**GOAL:**
Repeat the records below exactly, leaving out every picture.

## Start DATA FOR THIS TASK

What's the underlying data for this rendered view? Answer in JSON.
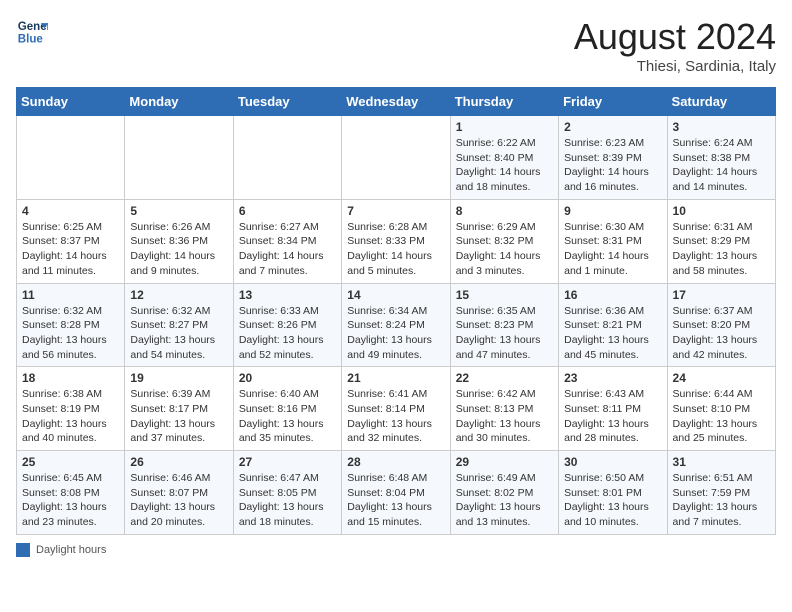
{
  "header": {
    "logo_line1": "General",
    "logo_line2": "Blue",
    "month_year": "August 2024",
    "location": "Thiesi, Sardinia, Italy"
  },
  "days_of_week": [
    "Sunday",
    "Monday",
    "Tuesday",
    "Wednesday",
    "Thursday",
    "Friday",
    "Saturday"
  ],
  "weeks": [
    [
      {
        "day": "",
        "content": ""
      },
      {
        "day": "",
        "content": ""
      },
      {
        "day": "",
        "content": ""
      },
      {
        "day": "",
        "content": ""
      },
      {
        "day": "1",
        "content": "Sunrise: 6:22 AM\nSunset: 8:40 PM\nDaylight: 14 hours and 18 minutes."
      },
      {
        "day": "2",
        "content": "Sunrise: 6:23 AM\nSunset: 8:39 PM\nDaylight: 14 hours and 16 minutes."
      },
      {
        "day": "3",
        "content": "Sunrise: 6:24 AM\nSunset: 8:38 PM\nDaylight: 14 hours and 14 minutes."
      }
    ],
    [
      {
        "day": "4",
        "content": "Sunrise: 6:25 AM\nSunset: 8:37 PM\nDaylight: 14 hours and 11 minutes."
      },
      {
        "day": "5",
        "content": "Sunrise: 6:26 AM\nSunset: 8:36 PM\nDaylight: 14 hours and 9 minutes."
      },
      {
        "day": "6",
        "content": "Sunrise: 6:27 AM\nSunset: 8:34 PM\nDaylight: 14 hours and 7 minutes."
      },
      {
        "day": "7",
        "content": "Sunrise: 6:28 AM\nSunset: 8:33 PM\nDaylight: 14 hours and 5 minutes."
      },
      {
        "day": "8",
        "content": "Sunrise: 6:29 AM\nSunset: 8:32 PM\nDaylight: 14 hours and 3 minutes."
      },
      {
        "day": "9",
        "content": "Sunrise: 6:30 AM\nSunset: 8:31 PM\nDaylight: 14 hours and 1 minute."
      },
      {
        "day": "10",
        "content": "Sunrise: 6:31 AM\nSunset: 8:29 PM\nDaylight: 13 hours and 58 minutes."
      }
    ],
    [
      {
        "day": "11",
        "content": "Sunrise: 6:32 AM\nSunset: 8:28 PM\nDaylight: 13 hours and 56 minutes."
      },
      {
        "day": "12",
        "content": "Sunrise: 6:32 AM\nSunset: 8:27 PM\nDaylight: 13 hours and 54 minutes."
      },
      {
        "day": "13",
        "content": "Sunrise: 6:33 AM\nSunset: 8:26 PM\nDaylight: 13 hours and 52 minutes."
      },
      {
        "day": "14",
        "content": "Sunrise: 6:34 AM\nSunset: 8:24 PM\nDaylight: 13 hours and 49 minutes."
      },
      {
        "day": "15",
        "content": "Sunrise: 6:35 AM\nSunset: 8:23 PM\nDaylight: 13 hours and 47 minutes."
      },
      {
        "day": "16",
        "content": "Sunrise: 6:36 AM\nSunset: 8:21 PM\nDaylight: 13 hours and 45 minutes."
      },
      {
        "day": "17",
        "content": "Sunrise: 6:37 AM\nSunset: 8:20 PM\nDaylight: 13 hours and 42 minutes."
      }
    ],
    [
      {
        "day": "18",
        "content": "Sunrise: 6:38 AM\nSunset: 8:19 PM\nDaylight: 13 hours and 40 minutes."
      },
      {
        "day": "19",
        "content": "Sunrise: 6:39 AM\nSunset: 8:17 PM\nDaylight: 13 hours and 37 minutes."
      },
      {
        "day": "20",
        "content": "Sunrise: 6:40 AM\nSunset: 8:16 PM\nDaylight: 13 hours and 35 minutes."
      },
      {
        "day": "21",
        "content": "Sunrise: 6:41 AM\nSunset: 8:14 PM\nDaylight: 13 hours and 32 minutes."
      },
      {
        "day": "22",
        "content": "Sunrise: 6:42 AM\nSunset: 8:13 PM\nDaylight: 13 hours and 30 minutes."
      },
      {
        "day": "23",
        "content": "Sunrise: 6:43 AM\nSunset: 8:11 PM\nDaylight: 13 hours and 28 minutes."
      },
      {
        "day": "24",
        "content": "Sunrise: 6:44 AM\nSunset: 8:10 PM\nDaylight: 13 hours and 25 minutes."
      }
    ],
    [
      {
        "day": "25",
        "content": "Sunrise: 6:45 AM\nSunset: 8:08 PM\nDaylight: 13 hours and 23 minutes."
      },
      {
        "day": "26",
        "content": "Sunrise: 6:46 AM\nSunset: 8:07 PM\nDaylight: 13 hours and 20 minutes."
      },
      {
        "day": "27",
        "content": "Sunrise: 6:47 AM\nSunset: 8:05 PM\nDaylight: 13 hours and 18 minutes."
      },
      {
        "day": "28",
        "content": "Sunrise: 6:48 AM\nSunset: 8:04 PM\nDaylight: 13 hours and 15 minutes."
      },
      {
        "day": "29",
        "content": "Sunrise: 6:49 AM\nSunset: 8:02 PM\nDaylight: 13 hours and 13 minutes."
      },
      {
        "day": "30",
        "content": "Sunrise: 6:50 AM\nSunset: 8:01 PM\nDaylight: 13 hours and 10 minutes."
      },
      {
        "day": "31",
        "content": "Sunrise: 6:51 AM\nSunset: 7:59 PM\nDaylight: 13 hours and 7 minutes."
      }
    ]
  ],
  "footer": {
    "legend_label": "Daylight hours"
  }
}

## End DATA FOR THIS TASK

**RIGHT ANSWER:**
What's the underlying data for this rendered view? Answer in JSON.
{
  "header": {
    "logo_line1": "General",
    "logo_line2": "Blue",
    "month_year": "August 2024",
    "location": "Thiesi, Sardinia, Italy"
  },
  "days_of_week": [
    "Sunday",
    "Monday",
    "Tuesday",
    "Wednesday",
    "Thursday",
    "Friday",
    "Saturday"
  ],
  "weeks": [
    [
      {
        "day": "",
        "content": ""
      },
      {
        "day": "",
        "content": ""
      },
      {
        "day": "",
        "content": ""
      },
      {
        "day": "",
        "content": ""
      },
      {
        "day": "1",
        "content": "Sunrise: 6:22 AM\nSunset: 8:40 PM\nDaylight: 14 hours and 18 minutes."
      },
      {
        "day": "2",
        "content": "Sunrise: 6:23 AM\nSunset: 8:39 PM\nDaylight: 14 hours and 16 minutes."
      },
      {
        "day": "3",
        "content": "Sunrise: 6:24 AM\nSunset: 8:38 PM\nDaylight: 14 hours and 14 minutes."
      }
    ],
    [
      {
        "day": "4",
        "content": "Sunrise: 6:25 AM\nSunset: 8:37 PM\nDaylight: 14 hours and 11 minutes."
      },
      {
        "day": "5",
        "content": "Sunrise: 6:26 AM\nSunset: 8:36 PM\nDaylight: 14 hours and 9 minutes."
      },
      {
        "day": "6",
        "content": "Sunrise: 6:27 AM\nSunset: 8:34 PM\nDaylight: 14 hours and 7 minutes."
      },
      {
        "day": "7",
        "content": "Sunrise: 6:28 AM\nSunset: 8:33 PM\nDaylight: 14 hours and 5 minutes."
      },
      {
        "day": "8",
        "content": "Sunrise: 6:29 AM\nSunset: 8:32 PM\nDaylight: 14 hours and 3 minutes."
      },
      {
        "day": "9",
        "content": "Sunrise: 6:30 AM\nSunset: 8:31 PM\nDaylight: 14 hours and 1 minute."
      },
      {
        "day": "10",
        "content": "Sunrise: 6:31 AM\nSunset: 8:29 PM\nDaylight: 13 hours and 58 minutes."
      }
    ],
    [
      {
        "day": "11",
        "content": "Sunrise: 6:32 AM\nSunset: 8:28 PM\nDaylight: 13 hours and 56 minutes."
      },
      {
        "day": "12",
        "content": "Sunrise: 6:32 AM\nSunset: 8:27 PM\nDaylight: 13 hours and 54 minutes."
      },
      {
        "day": "13",
        "content": "Sunrise: 6:33 AM\nSunset: 8:26 PM\nDaylight: 13 hours and 52 minutes."
      },
      {
        "day": "14",
        "content": "Sunrise: 6:34 AM\nSunset: 8:24 PM\nDaylight: 13 hours and 49 minutes."
      },
      {
        "day": "15",
        "content": "Sunrise: 6:35 AM\nSunset: 8:23 PM\nDaylight: 13 hours and 47 minutes."
      },
      {
        "day": "16",
        "content": "Sunrise: 6:36 AM\nSunset: 8:21 PM\nDaylight: 13 hours and 45 minutes."
      },
      {
        "day": "17",
        "content": "Sunrise: 6:37 AM\nSunset: 8:20 PM\nDaylight: 13 hours and 42 minutes."
      }
    ],
    [
      {
        "day": "18",
        "content": "Sunrise: 6:38 AM\nSunset: 8:19 PM\nDaylight: 13 hours and 40 minutes."
      },
      {
        "day": "19",
        "content": "Sunrise: 6:39 AM\nSunset: 8:17 PM\nDaylight: 13 hours and 37 minutes."
      },
      {
        "day": "20",
        "content": "Sunrise: 6:40 AM\nSunset: 8:16 PM\nDaylight: 13 hours and 35 minutes."
      },
      {
        "day": "21",
        "content": "Sunrise: 6:41 AM\nSunset: 8:14 PM\nDaylight: 13 hours and 32 minutes."
      },
      {
        "day": "22",
        "content": "Sunrise: 6:42 AM\nSunset: 8:13 PM\nDaylight: 13 hours and 30 minutes."
      },
      {
        "day": "23",
        "content": "Sunrise: 6:43 AM\nSunset: 8:11 PM\nDaylight: 13 hours and 28 minutes."
      },
      {
        "day": "24",
        "content": "Sunrise: 6:44 AM\nSunset: 8:10 PM\nDaylight: 13 hours and 25 minutes."
      }
    ],
    [
      {
        "day": "25",
        "content": "Sunrise: 6:45 AM\nSunset: 8:08 PM\nDaylight: 13 hours and 23 minutes."
      },
      {
        "day": "26",
        "content": "Sunrise: 6:46 AM\nSunset: 8:07 PM\nDaylight: 13 hours and 20 minutes."
      },
      {
        "day": "27",
        "content": "Sunrise: 6:47 AM\nSunset: 8:05 PM\nDaylight: 13 hours and 18 minutes."
      },
      {
        "day": "28",
        "content": "Sunrise: 6:48 AM\nSunset: 8:04 PM\nDaylight: 13 hours and 15 minutes."
      },
      {
        "day": "29",
        "content": "Sunrise: 6:49 AM\nSunset: 8:02 PM\nDaylight: 13 hours and 13 minutes."
      },
      {
        "day": "30",
        "content": "Sunrise: 6:50 AM\nSunset: 8:01 PM\nDaylight: 13 hours and 10 minutes."
      },
      {
        "day": "31",
        "content": "Sunrise: 6:51 AM\nSunset: 7:59 PM\nDaylight: 13 hours and 7 minutes."
      }
    ]
  ],
  "footer": {
    "legend_label": "Daylight hours"
  }
}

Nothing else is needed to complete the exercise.